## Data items
* * *

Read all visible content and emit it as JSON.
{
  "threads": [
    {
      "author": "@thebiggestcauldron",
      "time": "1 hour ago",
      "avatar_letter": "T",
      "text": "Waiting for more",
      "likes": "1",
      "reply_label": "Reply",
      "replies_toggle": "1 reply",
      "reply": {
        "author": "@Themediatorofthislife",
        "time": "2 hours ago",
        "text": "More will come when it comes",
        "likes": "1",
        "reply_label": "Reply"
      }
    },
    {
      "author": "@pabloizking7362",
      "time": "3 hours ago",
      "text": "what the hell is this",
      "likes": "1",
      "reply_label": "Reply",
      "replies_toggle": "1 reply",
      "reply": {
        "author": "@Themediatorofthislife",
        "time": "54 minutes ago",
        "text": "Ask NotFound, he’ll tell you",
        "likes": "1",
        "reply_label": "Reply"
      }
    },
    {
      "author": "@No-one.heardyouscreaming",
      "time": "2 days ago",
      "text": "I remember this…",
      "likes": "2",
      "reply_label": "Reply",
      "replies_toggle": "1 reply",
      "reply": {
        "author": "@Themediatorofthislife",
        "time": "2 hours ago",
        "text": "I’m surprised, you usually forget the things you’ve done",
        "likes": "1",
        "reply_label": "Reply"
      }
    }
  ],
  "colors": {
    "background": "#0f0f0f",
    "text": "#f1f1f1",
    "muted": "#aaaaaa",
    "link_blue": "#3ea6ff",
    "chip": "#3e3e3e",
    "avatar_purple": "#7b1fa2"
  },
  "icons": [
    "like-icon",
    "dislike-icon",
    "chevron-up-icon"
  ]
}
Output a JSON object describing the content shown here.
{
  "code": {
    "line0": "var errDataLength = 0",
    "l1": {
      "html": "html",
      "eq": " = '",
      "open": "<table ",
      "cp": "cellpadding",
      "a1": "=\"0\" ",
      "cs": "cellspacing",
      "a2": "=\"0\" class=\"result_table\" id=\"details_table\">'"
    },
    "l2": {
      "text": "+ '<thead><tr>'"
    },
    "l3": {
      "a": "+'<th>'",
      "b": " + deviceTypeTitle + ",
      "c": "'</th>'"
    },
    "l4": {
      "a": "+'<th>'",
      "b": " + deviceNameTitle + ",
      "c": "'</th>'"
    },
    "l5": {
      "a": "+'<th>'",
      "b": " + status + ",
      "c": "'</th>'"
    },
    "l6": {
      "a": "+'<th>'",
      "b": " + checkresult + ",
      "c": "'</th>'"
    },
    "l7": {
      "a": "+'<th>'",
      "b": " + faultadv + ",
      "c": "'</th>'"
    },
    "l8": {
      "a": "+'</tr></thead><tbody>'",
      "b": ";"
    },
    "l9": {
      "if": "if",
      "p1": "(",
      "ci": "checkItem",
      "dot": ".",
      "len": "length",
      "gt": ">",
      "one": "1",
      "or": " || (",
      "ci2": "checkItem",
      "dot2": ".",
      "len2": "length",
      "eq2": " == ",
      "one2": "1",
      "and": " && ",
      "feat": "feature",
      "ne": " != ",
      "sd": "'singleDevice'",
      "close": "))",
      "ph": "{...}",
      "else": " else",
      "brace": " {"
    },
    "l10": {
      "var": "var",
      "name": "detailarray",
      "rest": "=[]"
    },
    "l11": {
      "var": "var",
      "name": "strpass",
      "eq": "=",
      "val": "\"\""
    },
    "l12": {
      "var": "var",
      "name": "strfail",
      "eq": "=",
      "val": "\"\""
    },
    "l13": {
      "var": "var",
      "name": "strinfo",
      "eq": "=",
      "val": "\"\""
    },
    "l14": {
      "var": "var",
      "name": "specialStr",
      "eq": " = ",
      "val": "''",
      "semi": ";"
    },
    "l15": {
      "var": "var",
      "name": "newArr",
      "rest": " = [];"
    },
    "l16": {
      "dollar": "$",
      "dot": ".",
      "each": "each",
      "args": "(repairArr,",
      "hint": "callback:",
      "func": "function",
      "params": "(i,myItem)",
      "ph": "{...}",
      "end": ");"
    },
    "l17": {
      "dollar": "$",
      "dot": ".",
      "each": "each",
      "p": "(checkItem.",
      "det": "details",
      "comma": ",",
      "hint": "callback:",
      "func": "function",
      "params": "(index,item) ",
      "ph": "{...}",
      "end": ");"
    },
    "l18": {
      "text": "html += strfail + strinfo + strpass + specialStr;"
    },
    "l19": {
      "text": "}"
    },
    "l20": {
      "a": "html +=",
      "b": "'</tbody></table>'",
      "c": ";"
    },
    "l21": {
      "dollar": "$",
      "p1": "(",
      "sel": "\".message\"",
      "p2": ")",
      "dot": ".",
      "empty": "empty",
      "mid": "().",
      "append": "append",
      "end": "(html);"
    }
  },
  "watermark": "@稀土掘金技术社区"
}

* * *

## GOAL OF THE EXERCISE
The records above should be repeated in full, exactly as given.

## REPLY
Read all visible content and emit it as JSON.
{
  "threads": [
    {
      "author": "@thebiggestcauldron",
      "time": "1 hour ago",
      "avatar_letter": "T",
      "text": "Waiting for more",
      "likes": "1",
      "reply_label": "Reply",
      "replies_toggle": "1 reply",
      "reply": {
        "author": "@Themediatorofthislife",
        "time": "2 hours ago",
        "text": "More will come when it comes",
        "likes": "1",
        "reply_label": "Reply"
      }
    },
    {
      "author": "@pabloizking7362",
      "time": "3 hours ago",
      "text": "what the hell is this",
      "likes": "1",
      "reply_label": "Reply",
      "replies_toggle": "1 reply",
      "reply": {
        "author": "@Themediatorofthislife",
        "time": "54 minutes ago",
        "text": "Ask NotFound, he’ll tell you",
        "likes": "1",
        "reply_label": "Reply"
      }
    },
    {
      "author": "@No-one.heardyouscreaming",
      "time": "2 days ago",
      "text": "I remember this…",
      "likes": "2",
      "reply_label": "Reply",
      "replies_toggle": "1 reply",
      "reply": {
        "author": "@Themediatorofthislife",
        "time": "2 hours ago",
        "text": "I’m surprised, you usually forget the things you’ve done",
        "likes": "1",
        "reply_label": "Reply"
      }
    }
  ],
  "colors": {
    "background": "#0f0f0f",
    "text": "#f1f1f1",
    "muted": "#aaaaaa",
    "link_blue": "#3ea6ff",
    "chip": "#3e3e3e",
    "avatar_purple": "#7b1fa2"
  },
  "icons": [
    "like-icon",
    "dislike-icon",
    "chevron-up-icon"
  ]
}
Output a JSON object describing the content shown here.
{
  "code": {
    "line0": "var errDataLength = 0",
    "l1": {
      "html": "html",
      "eq": " = '",
      "open": "<table ",
      "cp": "cellpadding",
      "a1": "=\"0\" ",
      "cs": "cellspacing",
      "a2": "=\"0\" class=\"result_table\" id=\"details_table\">'"
    },
    "l2": {
      "text": "+ '<thead><tr>'"
    },
    "l3": {
      "a": "+'<th>'",
      "b": " + deviceTypeTitle + ",
      "c": "'</th>'"
    },
    "l4": {
      "a": "+'<th>'",
      "b": " + deviceNameTitle + ",
      "c": "'</th>'"
    },
    "l5": {
      "a": "+'<th>'",
      "b": " + status + ",
      "c": "'</th>'"
    },
    "l6": {
      "a": "+'<th>'",
      "b": " + checkresult + ",
      "c": "'</th>'"
    },
    "l7": {
      "a": "+'<th>'",
      "b": " + faultadv + ",
      "c": "'</th>'"
    },
    "l8": {
      "a": "+'</tr></thead><tbody>'",
      "b": ";"
    },
    "l9": {
      "if": "if",
      "p1": "(",
      "ci": "checkItem",
      "dot": ".",
      "len": "length",
      "gt": ">",
      "one": "1",
      "or": " || (",
      "ci2": "checkItem",
      "dot2": ".",
      "len2": "length",
      "eq2": " == ",
      "one2": "1",
      "and": " && ",
      "feat": "feature",
      "ne": " != ",
      "sd": "'singleDevice'",
      "close": "))",
      "ph": "{...}",
      "else": " else",
      "brace": " {"
    },
    "l10": {
      "var": "var",
      "name": "detailarray",
      "rest": "=[]"
    },
    "l11": {
      "var": "var",
      "name": "strpass",
      "eq": "=",
      "val": "\"\""
    },
    "l12": {
      "var": "var",
      "name": "strfail",
      "eq": "=",
      "val": "\"\""
    },
    "l13": {
      "var": "var",
      "name": "strinfo",
      "eq": "=",
      "val": "\"\""
    },
    "l14": {
      "var": "var",
      "name": "specialStr",
      "eq": " = ",
      "val": "''",
      "semi": ";"
    },
    "l15": {
      "var": "var",
      "name": "newArr",
      "rest": " = [];"
    },
    "l16": {
      "dollar": "$",
      "dot": ".",
      "each": "each",
      "args": "(repairArr,",
      "hint": "callback:",
      "func": "function",
      "params": "(i,myItem)",
      "ph": "{...}",
      "end": ");"
    },
    "l17": {
      "dollar": "$",
      "dot": ".",
      "each": "each",
      "p": "(checkItem.",
      "det": "details",
      "comma": ",",
      "hint": "callback:",
      "func": "function",
      "params": "(index,item) ",
      "ph": "{...}",
      "end": ");"
    },
    "l18": {
      "text": "html += strfail + strinfo + strpass + specialStr;"
    },
    "l19": {
      "text": "}"
    },
    "l20": {
      "a": "html +=",
      "b": "'</tbody></table>'",
      "c": ";"
    },
    "l21": {
      "dollar": "$",
      "p1": "(",
      "sel": "\".message\"",
      "p2": ")",
      "dot": ".",
      "empty": "empty",
      "mid": "().",
      "append": "append",
      "end": "(html);"
    }
  },
  "watermark": "@稀土掘金技术社区"
}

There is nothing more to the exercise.